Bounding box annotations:
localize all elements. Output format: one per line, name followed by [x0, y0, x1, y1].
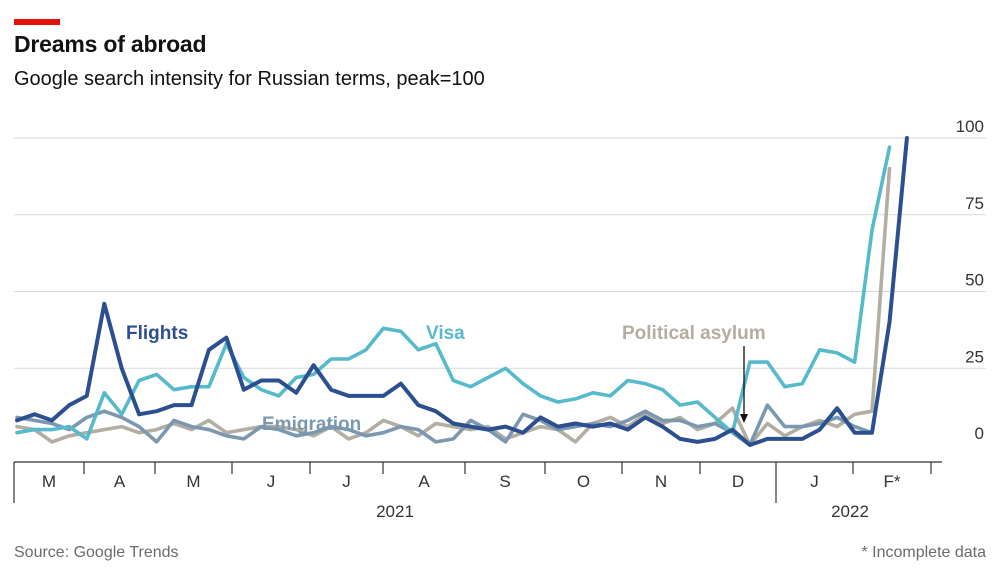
y-tick-label: 75 [965, 194, 984, 213]
series-labels: Flights Visa Emigration Political asylum [126, 323, 766, 435]
x-month-label: J [342, 472, 351, 491]
series-label-political-asylum: Political asylum [622, 323, 766, 344]
series-line-flights [15, 136, 909, 447]
x-axis: M A M J J A S O N D J F* 2021 2022 [13, 461, 942, 521]
series-label-visa: Visa [426, 323, 465, 344]
x-month-label: S [499, 472, 510, 491]
chart-subtitle: Google search intensity for Russian term… [14, 68, 485, 90]
y-tick-label: 0 [975, 424, 984, 443]
x-month-label: N [655, 472, 667, 491]
x-year-label: 2022 [831, 502, 869, 521]
series-label-flights: Flights [126, 323, 188, 344]
source-note: Source: Google Trends [14, 544, 179, 561]
x-month-label: D [732, 472, 744, 491]
x-month-label: F* [884, 472, 901, 491]
x-month-label: M [186, 472, 200, 491]
y-tick-label: 25 [965, 347, 984, 366]
x-month-label: O [577, 472, 590, 491]
series-line-political-asylum [15, 166, 892, 447]
x-month-label: A [114, 472, 126, 491]
x-month-label: A [418, 472, 430, 491]
x-month-label: J [267, 472, 276, 491]
series-line-visa [15, 145, 892, 441]
political-asylum-pointer-arrowhead [740, 414, 748, 423]
y-axis-tick-labels: 0 25 50 75 100 [956, 117, 984, 443]
incomplete-data-note: * Incomplete data [861, 544, 986, 561]
brand-accent-bar [14, 19, 60, 25]
gridlines [14, 137, 986, 369]
y-tick-label: 50 [965, 271, 984, 290]
x-month-label: J [810, 472, 819, 491]
x-year-label: 2021 [376, 502, 414, 521]
y-tick-label: 100 [956, 117, 984, 136]
series-label-emigration: Emigration [262, 414, 361, 435]
chart-title: Dreams of abroad [14, 31, 207, 57]
x-month-label: M [42, 472, 56, 491]
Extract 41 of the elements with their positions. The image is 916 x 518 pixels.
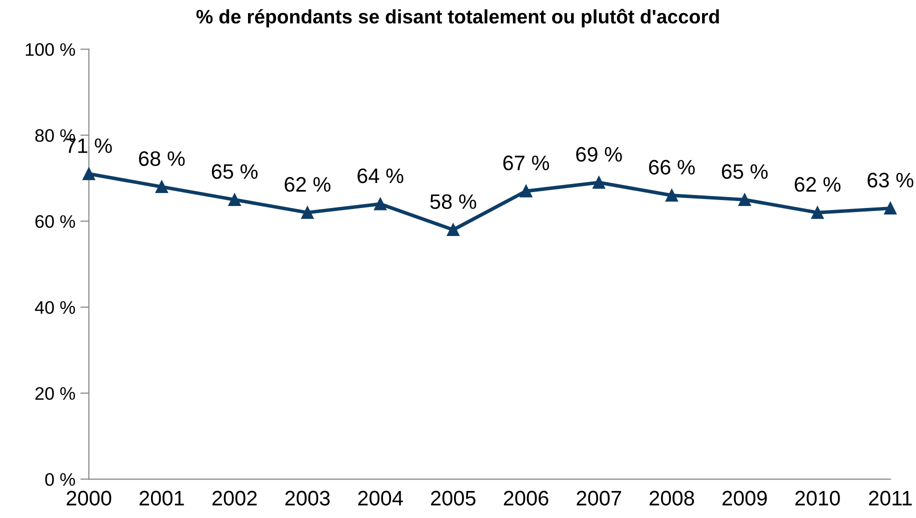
point [301,206,314,219]
data-label: 63 % [868,172,914,188]
y-tick-label: 0 % [45,473,76,486]
chart-title: % de répondants se disant totalement ou plutôt d'accord [196,8,719,28]
point [520,184,532,198]
point [592,176,606,189]
x-tick-label: 2011 [869,490,912,506]
x-tick-label: 2002 [212,490,257,506]
y-tick-label: 40 % [34,301,76,314]
x-tick-label: 2007 [576,490,622,506]
x-tick-label: 2005 [431,490,476,506]
data-label: 62 % [794,177,840,192]
point [738,193,751,206]
point [446,224,460,236]
point [228,193,241,206]
point [666,189,678,202]
x-tick-label: 2003 [285,490,330,506]
x-tick-label: 2006 [504,490,548,506]
data-label: 66 % [649,160,695,175]
y-tick-label: 20 % [35,387,76,400]
x-tick-label: 2004 [358,490,403,506]
y-tick-label: 100 % [26,43,76,56]
data-label: 64 % [358,168,404,184]
x-tick-label: 2000 [66,490,112,506]
data-label: 67 % [503,156,550,170]
point [374,198,387,210]
data-label: 69 % [576,146,622,162]
data-label: 65 % [212,164,258,179]
y-tick-label: 60 % [35,215,76,228]
x-tick-label: 2008 [650,490,694,506]
point [884,202,897,215]
data-label: 62 % [284,177,330,192]
point [155,180,168,194]
point [82,168,96,180]
x-tick-label: 2001 [140,490,184,506]
data-label: 68 % [139,151,185,166]
point [811,206,824,219]
data-label: 58 % [430,194,476,209]
x-tick-label: 2010 [795,490,840,506]
data-label: 65 % [722,164,768,179]
x-tick-label: 2009 [722,490,767,506]
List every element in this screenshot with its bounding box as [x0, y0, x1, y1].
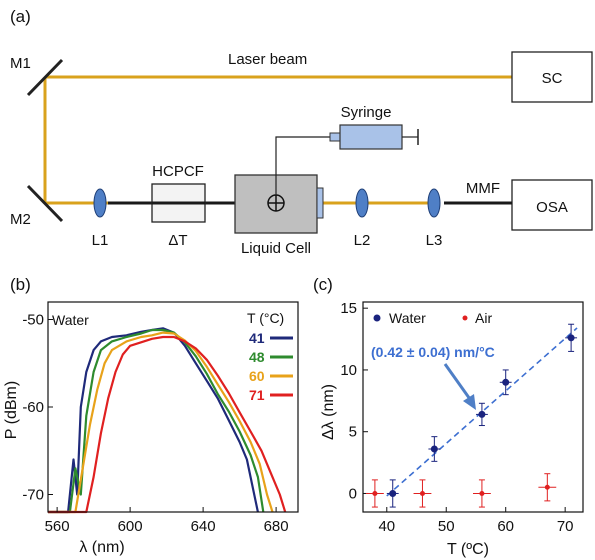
- data-point-water: [478, 410, 486, 418]
- panel-b-xlabel: λ (nm): [79, 539, 124, 556]
- liquid-cell-label: Liquid Cell: [241, 240, 311, 257]
- lens-l3-label: L3: [426, 232, 443, 249]
- panel-b-label: (b): [10, 275, 31, 294]
- x-tick-label-b: 680: [264, 518, 289, 535]
- liquid-cell-window: [316, 187, 324, 219]
- spectrum-series-48: [48, 328, 265, 514]
- panel-c-ylabel: Δλ (nm): [320, 384, 337, 440]
- x-tick-label-c: 40: [378, 518, 395, 535]
- x-tick-label-c: 50: [438, 518, 455, 535]
- y-tick-label-c: 10: [340, 362, 357, 379]
- legend-air-label: Air: [475, 310, 492, 326]
- syringe-body: [339, 124, 403, 150]
- panel-b-medium-label: Water: [52, 312, 89, 328]
- lens-l3: [427, 188, 441, 218]
- legend-air-marker: [462, 315, 468, 321]
- panel-b: (b) 560 600 640 680 -50 -60 -70 41 48 60 71 λ (nm)…: [3, 275, 299, 556]
- x-tick-label-b: 560: [45, 518, 70, 535]
- delta-t-label: ΔT: [168, 232, 187, 249]
- x-tick-label-b: 600: [118, 518, 143, 535]
- plot-c-frame: [362, 301, 584, 513]
- y-tick-label-b: -70: [22, 487, 44, 504]
- mirror-m1-label: M1: [10, 55, 31, 72]
- y-tick-label-c: 5: [349, 424, 357, 441]
- annotation-arrow-head: [463, 394, 476, 410]
- panel-c-xlabel: T (ºC): [447, 541, 489, 558]
- osa-label: OSA: [536, 199, 568, 216]
- legend-entry-41: 41: [249, 330, 265, 346]
- spectrum-series-71: [48, 335, 287, 514]
- mmf-label: MMF: [466, 180, 500, 197]
- panel-b-legend-title: T (°C): [247, 310, 284, 326]
- data-point-water: [502, 378, 510, 386]
- osa-box: [511, 179, 593, 231]
- lens-l1-label: L1: [92, 232, 109, 249]
- x-tick-label-c: 60: [497, 518, 514, 535]
- lens-l2-label: L2: [354, 232, 371, 249]
- x-tick-label-c: 70: [557, 518, 574, 535]
- spectrum-plot: 560 600 640 680 -50 -60 -70 41 48 60 71: [22, 301, 299, 535]
- shift-plot: 40 50 60 70 0 5 10 15: [340, 300, 584, 535]
- lens-l2: [355, 188, 369, 218]
- panel-b-ylabel: P (dBm): [3, 381, 20, 439]
- lens-l1: [93, 188, 107, 218]
- y-tick-label-b: -60: [22, 399, 44, 416]
- mirror-m1: [26, 58, 64, 97]
- data-point-water: [430, 445, 438, 453]
- mirror-m2-label: M2: [10, 211, 31, 228]
- legend-water-label: Water: [389, 310, 426, 326]
- hcpcf-label: HCPCF: [152, 163, 204, 180]
- syringe-tip: [329, 132, 341, 142]
- y-tick-label-c: 0: [349, 485, 357, 502]
- spectrum-series-60: [48, 331, 274, 514]
- panel-a-label: (a): [10, 7, 31, 26]
- panel-c-label: (c): [313, 275, 333, 294]
- y-tick-label-c: 15: [340, 300, 357, 317]
- panel-c: (c) 40 50 60 70 0 5 10 15 T (ºC) Δλ (nm) (0.42 …: [313, 275, 584, 558]
- data-point-air: [419, 490, 425, 496]
- syringe-label: Syringe: [341, 104, 392, 121]
- sc-box: [511, 51, 593, 103]
- data-point-water: [567, 334, 575, 342]
- legend-entry-60: 60: [249, 368, 265, 384]
- data-point-air: [544, 484, 550, 490]
- linear-fit-line: [386, 327, 578, 497]
- legend-entry-71: 71: [249, 387, 265, 403]
- data-point-water: [389, 489, 397, 497]
- legend-entry-48: 48: [249, 349, 265, 365]
- annotation-arrow: [443, 363, 474, 403]
- sc-label: SC: [542, 70, 563, 87]
- mirror-m2: [26, 184, 64, 223]
- x-tick-label-b: 640: [191, 518, 216, 535]
- fit-annotation: (0.42 ± 0.04) nm/°C: [371, 344, 495, 360]
- syringe-tube: [275, 136, 330, 195]
- data-point-air: [372, 490, 378, 496]
- legend-water-marker: [373, 314, 381, 322]
- panel-a: (a) M1 M2 Laser beam SC OSA MMF L1 L2 L3: [10, 7, 593, 257]
- laser-beam-label: Laser beam: [228, 51, 307, 68]
- y-tick-label-b: -50: [22, 312, 44, 329]
- data-point-air: [479, 490, 485, 496]
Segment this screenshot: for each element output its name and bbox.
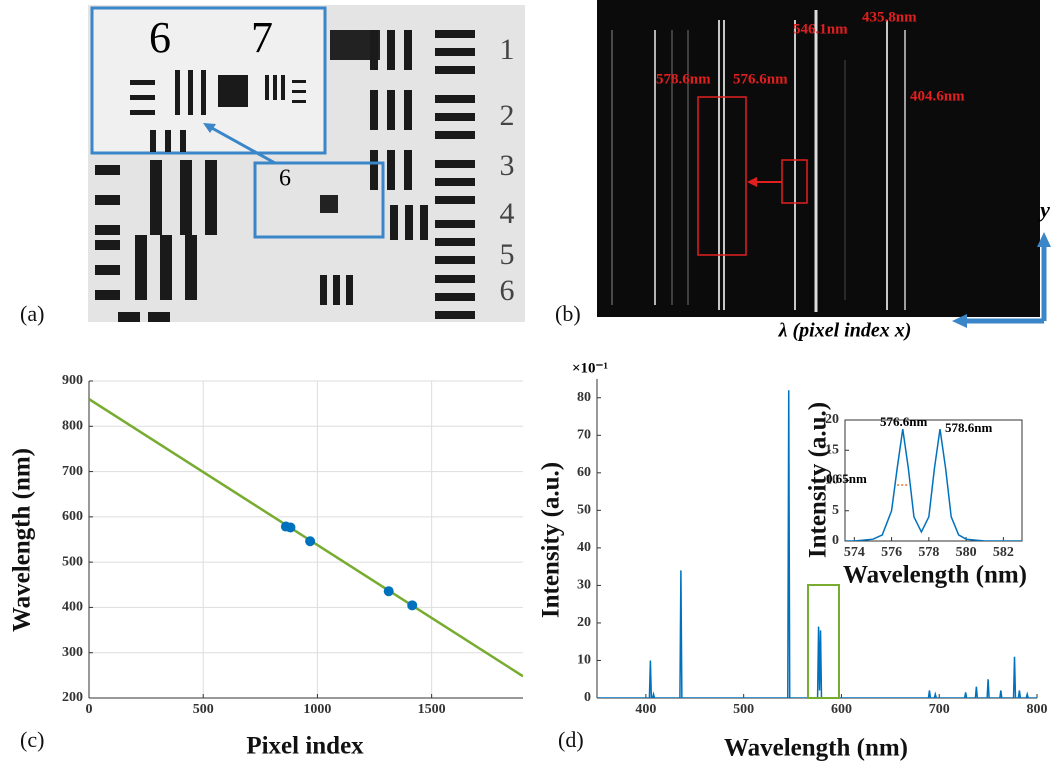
column-digit: 4 (500, 197, 515, 230)
y-tick-label: 70 (577, 428, 591, 443)
zoom-arrow (209, 125, 276, 165)
x-tick-label: 700 (929, 702, 950, 717)
y-tick-label: 40 (577, 540, 591, 555)
spectrum-image (597, 0, 1040, 317)
y-tick-label: 10 (577, 653, 591, 668)
y-tick-label: 400 (62, 600, 83, 615)
charts: 0 500 1000 1500200300400500600700800900Pixe… (9, 360, 1048, 761)
column-digit: 1 (500, 33, 515, 66)
x-tick-label: 580 (956, 545, 977, 560)
x-tick-label: 1000 (303, 702, 331, 717)
data-point (285, 522, 296, 533)
x-axis-label: Wavelength (nm) (843, 562, 1027, 589)
y-tick-label: 10 (825, 473, 839, 488)
y-tick-label: 0 (832, 533, 839, 548)
annotation: 0.65nm (826, 471, 867, 486)
bars (95, 30, 475, 322)
y-tick-label: 15 (825, 442, 839, 457)
data-line (845, 428, 1022, 541)
line-annotation: 435.8nm (862, 9, 917, 25)
y-tick-label: 0 (584, 690, 591, 705)
y-tick-label: 50 (577, 503, 591, 518)
panel-label: (a) (20, 301, 44, 326)
line-annotation: 404.6nm (910, 88, 965, 104)
y-tick-label: 200 (62, 690, 83, 705)
data-point (305, 536, 316, 547)
y-tick-label: 700 (62, 464, 83, 479)
panel-label: (d) (558, 727, 584, 752)
line-annotation: 576.6nm (733, 71, 788, 87)
column-digit: 5 (500, 238, 515, 271)
spectral-lines (611, 10, 906, 312)
annotation: 576.6nm (880, 414, 927, 429)
x-tick-label: 582 (993, 545, 1014, 560)
arrow-head (747, 177, 757, 187)
line-annotation: 546.1nm (793, 21, 848, 37)
x-tick-label: 500 (193, 702, 214, 717)
x-tick-label: 0 (86, 702, 93, 717)
data-point (407, 600, 418, 611)
inset-bars (130, 70, 306, 152)
x-tick-label: 574 (844, 545, 865, 560)
y-tick-label: 20 (825, 412, 839, 427)
y-tick-label: 900 (62, 373, 83, 388)
arrow-head (203, 123, 216, 133)
column-digit: 2 (500, 99, 515, 132)
x-tick-label: 576 (881, 545, 902, 560)
y-tick-label: 600 (62, 509, 83, 524)
panel-a: 6 7 6 1 2 3 4 5 6 (a) (20, 5, 525, 326)
y-axis-label: y (1037, 197, 1050, 222)
y-tick-label: 5 (832, 503, 839, 518)
zoom-box (807, 584, 840, 699)
axis-arrows (965, 245, 1047, 324)
x-tick-label: 1500 (418, 702, 446, 717)
box-digit: 6 (279, 166, 291, 192)
inset-digit: 7 (251, 13, 273, 62)
column-digits: 1 2 3 4 5 6 (500, 33, 515, 307)
x-tick-label: 500 (733, 702, 754, 717)
y-tick-label: 500 (62, 554, 83, 569)
zoom-box (697, 96, 747, 256)
x-tick-label: 800 (1027, 702, 1048, 717)
annotation: 578.6nm (945, 420, 992, 435)
x-tick-label: 400 (635, 702, 656, 717)
y-axis-label: Wavelength (nm) (9, 448, 36, 632)
data-line (597, 390, 1037, 698)
inset-digit: 6 (149, 13, 171, 62)
column-digit: 3 (500, 149, 515, 182)
bar (320, 195, 338, 213)
panel-label: (c) (20, 727, 44, 752)
panel-label: (b) (555, 301, 581, 326)
x-axis-label: λ (pixel index x) (778, 320, 912, 342)
data-point (383, 586, 394, 597)
y-tick-label: 30 (577, 578, 591, 593)
y-tick-label: 60 (577, 465, 591, 480)
data-line (89, 398, 523, 678)
y-tick-label: 80 (577, 390, 591, 405)
line-annotation: 578.6nm (656, 71, 711, 87)
zoom-box (253, 161, 385, 239)
x-tick-label: 578 (918, 545, 939, 560)
x-axis-label: Pixel index (246, 733, 364, 760)
arrow-head (1037, 232, 1051, 247)
column-digit: 6 (500, 274, 515, 307)
y-axis-label: Intensity (a.u.) (805, 402, 832, 558)
x-axis-label: Wavelength (nm) (724, 735, 908, 762)
y-tick-label: 20 (577, 615, 591, 630)
y-tick-label: 300 (62, 645, 83, 660)
x-tick-label: 600 (831, 702, 852, 717)
panel-b: 578.6nm 576.6nm 546.1nm 435.8nm 404.6nm … (555, 0, 1051, 342)
y-axis-label: Intensity (a.u.) (538, 462, 565, 618)
scale-label: ×10⁻¹ (572, 360, 608, 376)
zoom-inset (90, 6, 327, 155)
y-tick-label: 800 (62, 419, 83, 434)
arrow-head (952, 314, 967, 328)
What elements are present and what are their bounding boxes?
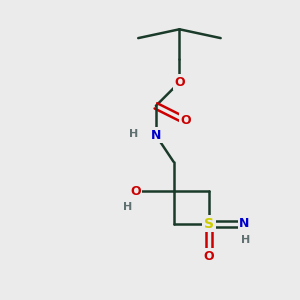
Text: O: O xyxy=(130,185,141,198)
Text: S: S xyxy=(204,217,214,231)
Text: O: O xyxy=(180,114,190,127)
Text: N: N xyxy=(151,129,161,142)
Text: H: H xyxy=(123,202,133,212)
Text: O: O xyxy=(174,76,185,89)
Text: H: H xyxy=(129,129,138,139)
Text: O: O xyxy=(204,250,214,262)
Text: H: H xyxy=(241,235,250,245)
Text: N: N xyxy=(239,217,249,230)
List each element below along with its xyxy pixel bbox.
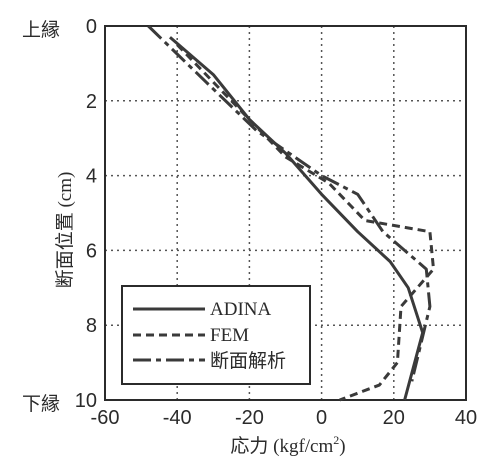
- x-tick-label-4: 20: [383, 407, 405, 429]
- legend: ADINA FEM 断面解析: [121, 285, 311, 385]
- legend-label-section: 断面解析: [210, 350, 286, 372]
- legend-label-adina: ADINA: [210, 299, 271, 320]
- top-edge-label: 上縁: [22, 19, 60, 41]
- legend-label-fem: FEM: [210, 325, 249, 346]
- x-tick-label-3: 0: [316, 407, 327, 429]
- series-layer: [147, 24, 436, 402]
- x-tick-label-1: -40: [163, 407, 192, 429]
- y-axis-label: 断面位置 (cm): [54, 172, 76, 289]
- plot-frame: [104, 25, 467, 401]
- x-axis-label: 応力 (kgf/cm2): [230, 433, 345, 457]
- bottom-edge-label: 下縁: [22, 393, 60, 415]
- y-tick-label-0: 0: [86, 16, 97, 38]
- x-tick-label-0: -60: [91, 407, 120, 429]
- x-axis-label-sup: 2: [333, 433, 339, 447]
- y-tick-label-3: 6: [86, 240, 97, 262]
- x-axis-label-close: ): [339, 436, 345, 457]
- x-tick-label-5: 40: [455, 407, 477, 429]
- y-tick-label-5: 10: [75, 390, 97, 412]
- y-tick-label-1: 2: [86, 91, 97, 113]
- y-tick-label-2: 4: [86, 166, 97, 188]
- tick-labels: -60 -40 -20 0 20 40 0 2 4 6 8 10: [75, 16, 477, 429]
- series-line-0: [168, 36, 425, 401]
- x-tick-label-2: -20: [235, 407, 264, 429]
- series-line-2: [147, 24, 432, 382]
- x-axis-label-main: 応力 (kgf/cm: [230, 435, 333, 457]
- y-tick-label-4: 8: [86, 315, 97, 337]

→ Brief
Repeat the lines without changes, starting at the line that contains "point [301,206,314,219]" and stopping after the line that contains "x-tick-label: 2002 [212,490,257,506]".

→ Solution for this problem
point [301,206,314,219]
data-label: 63 % [868,172,914,188]
y-tick-label: 0 % [45,473,76,486]
chart-title: % de répondants se disant totalement ou plutôt d'accord [196,8,719,28]
point [520,184,532,198]
point [592,176,606,189]
x-tick-label: 2011 [869,490,912,506]
x-tick-label: 2002 [212,490,257,506]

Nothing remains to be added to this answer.